**Directions**: Search the data for the word "foot". Reproduce every line where it is found.

**Supplied records**:
+++

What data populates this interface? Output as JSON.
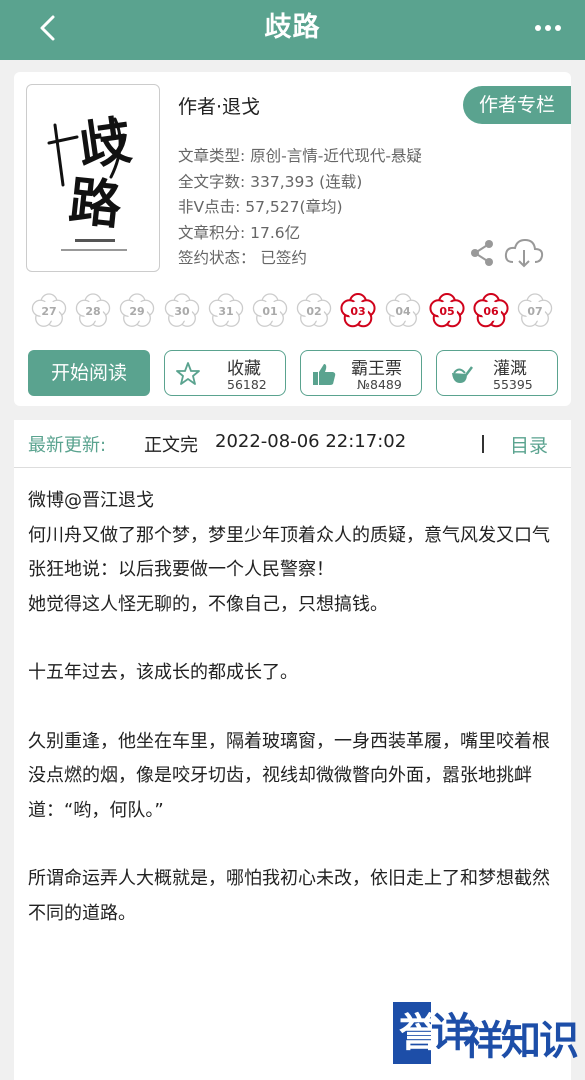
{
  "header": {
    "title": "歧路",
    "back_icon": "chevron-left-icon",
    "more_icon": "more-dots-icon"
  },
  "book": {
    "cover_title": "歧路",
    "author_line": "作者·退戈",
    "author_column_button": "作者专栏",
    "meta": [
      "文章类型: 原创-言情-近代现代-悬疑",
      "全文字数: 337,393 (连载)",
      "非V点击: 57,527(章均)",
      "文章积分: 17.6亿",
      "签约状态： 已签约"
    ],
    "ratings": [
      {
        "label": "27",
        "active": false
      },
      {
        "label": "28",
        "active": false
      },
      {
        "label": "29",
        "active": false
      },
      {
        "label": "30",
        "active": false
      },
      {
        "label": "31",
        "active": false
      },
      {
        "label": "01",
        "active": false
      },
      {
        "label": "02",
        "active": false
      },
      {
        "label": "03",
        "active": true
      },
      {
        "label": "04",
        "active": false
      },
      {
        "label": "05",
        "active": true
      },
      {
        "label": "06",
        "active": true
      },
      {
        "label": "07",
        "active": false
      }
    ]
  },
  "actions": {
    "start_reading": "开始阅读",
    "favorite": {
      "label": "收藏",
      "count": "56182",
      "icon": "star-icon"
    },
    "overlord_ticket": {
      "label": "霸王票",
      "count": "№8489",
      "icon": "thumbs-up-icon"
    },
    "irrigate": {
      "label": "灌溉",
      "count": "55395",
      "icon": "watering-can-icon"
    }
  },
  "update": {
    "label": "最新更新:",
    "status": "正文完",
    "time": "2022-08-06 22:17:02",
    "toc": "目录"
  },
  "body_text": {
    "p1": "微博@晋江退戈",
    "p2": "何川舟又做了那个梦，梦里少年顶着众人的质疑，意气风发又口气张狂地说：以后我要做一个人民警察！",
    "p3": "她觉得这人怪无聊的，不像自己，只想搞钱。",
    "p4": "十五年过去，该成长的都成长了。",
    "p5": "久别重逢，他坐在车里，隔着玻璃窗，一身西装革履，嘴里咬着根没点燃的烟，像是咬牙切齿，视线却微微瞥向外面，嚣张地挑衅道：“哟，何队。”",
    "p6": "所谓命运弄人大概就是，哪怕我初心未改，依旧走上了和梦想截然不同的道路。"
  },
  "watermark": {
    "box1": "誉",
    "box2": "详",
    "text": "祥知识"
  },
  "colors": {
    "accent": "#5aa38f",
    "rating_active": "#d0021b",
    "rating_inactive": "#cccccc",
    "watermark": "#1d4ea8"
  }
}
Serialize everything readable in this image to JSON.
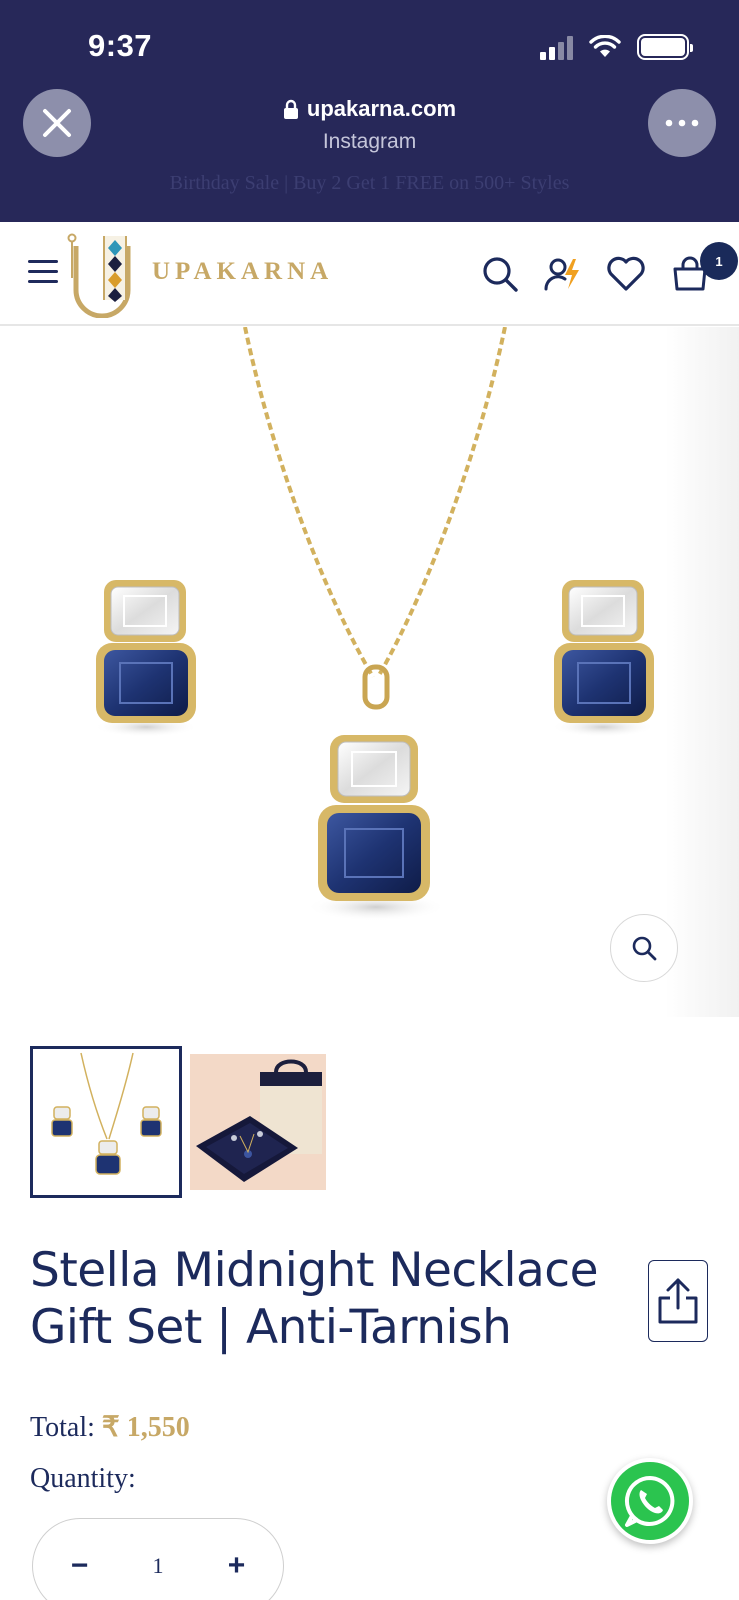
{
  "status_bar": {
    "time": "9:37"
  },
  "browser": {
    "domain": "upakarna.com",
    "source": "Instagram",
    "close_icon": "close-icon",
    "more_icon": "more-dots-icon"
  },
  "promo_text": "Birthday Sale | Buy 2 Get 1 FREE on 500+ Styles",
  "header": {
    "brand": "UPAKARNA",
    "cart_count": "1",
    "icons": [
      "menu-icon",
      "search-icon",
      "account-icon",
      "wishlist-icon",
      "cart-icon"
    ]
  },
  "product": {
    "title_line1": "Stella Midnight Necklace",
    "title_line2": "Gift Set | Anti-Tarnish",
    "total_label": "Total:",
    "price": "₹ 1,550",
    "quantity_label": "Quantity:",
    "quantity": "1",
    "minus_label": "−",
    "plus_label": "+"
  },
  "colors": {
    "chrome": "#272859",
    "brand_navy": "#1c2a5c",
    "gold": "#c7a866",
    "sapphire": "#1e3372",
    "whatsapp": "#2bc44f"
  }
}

+++

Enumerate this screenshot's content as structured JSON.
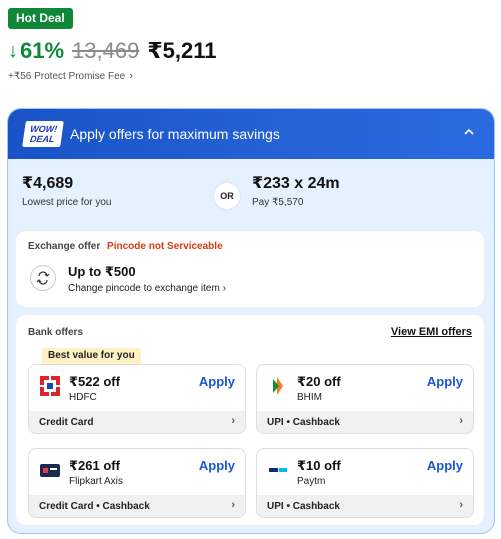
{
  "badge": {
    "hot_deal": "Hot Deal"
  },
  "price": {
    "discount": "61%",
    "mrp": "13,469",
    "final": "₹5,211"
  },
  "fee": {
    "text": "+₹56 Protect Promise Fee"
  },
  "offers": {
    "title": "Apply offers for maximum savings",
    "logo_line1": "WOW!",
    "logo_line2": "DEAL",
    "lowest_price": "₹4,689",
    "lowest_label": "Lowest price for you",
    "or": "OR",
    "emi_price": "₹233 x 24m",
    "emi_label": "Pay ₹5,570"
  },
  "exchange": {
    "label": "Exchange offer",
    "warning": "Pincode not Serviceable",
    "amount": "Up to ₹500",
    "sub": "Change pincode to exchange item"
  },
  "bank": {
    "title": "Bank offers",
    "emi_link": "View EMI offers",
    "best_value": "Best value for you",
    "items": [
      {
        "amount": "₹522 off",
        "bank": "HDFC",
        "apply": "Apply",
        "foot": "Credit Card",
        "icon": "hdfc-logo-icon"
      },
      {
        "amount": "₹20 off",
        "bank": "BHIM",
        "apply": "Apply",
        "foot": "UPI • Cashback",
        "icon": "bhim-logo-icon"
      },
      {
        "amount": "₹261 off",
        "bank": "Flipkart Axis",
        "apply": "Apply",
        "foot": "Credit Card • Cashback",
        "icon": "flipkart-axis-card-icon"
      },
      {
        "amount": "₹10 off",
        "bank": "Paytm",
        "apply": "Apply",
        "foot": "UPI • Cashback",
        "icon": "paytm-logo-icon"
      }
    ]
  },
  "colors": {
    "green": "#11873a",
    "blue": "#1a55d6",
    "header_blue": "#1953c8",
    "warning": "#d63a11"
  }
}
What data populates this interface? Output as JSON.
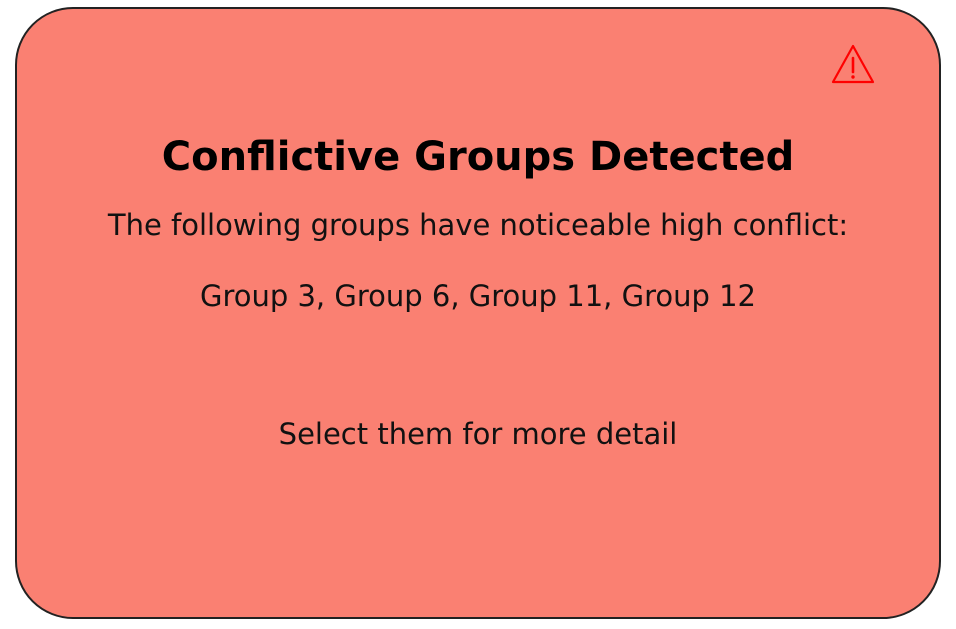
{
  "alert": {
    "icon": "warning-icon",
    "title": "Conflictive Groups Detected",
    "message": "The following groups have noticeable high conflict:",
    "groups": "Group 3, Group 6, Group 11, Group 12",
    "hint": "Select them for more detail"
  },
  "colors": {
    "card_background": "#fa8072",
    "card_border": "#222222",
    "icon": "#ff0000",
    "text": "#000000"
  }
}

+++

**Output for this task**:
        "foot": "Credit Card",
        "foot": "UPI • Cashback",
        "foot": "Credit Card • Cashback",
        "foot": "UPI • Cashback",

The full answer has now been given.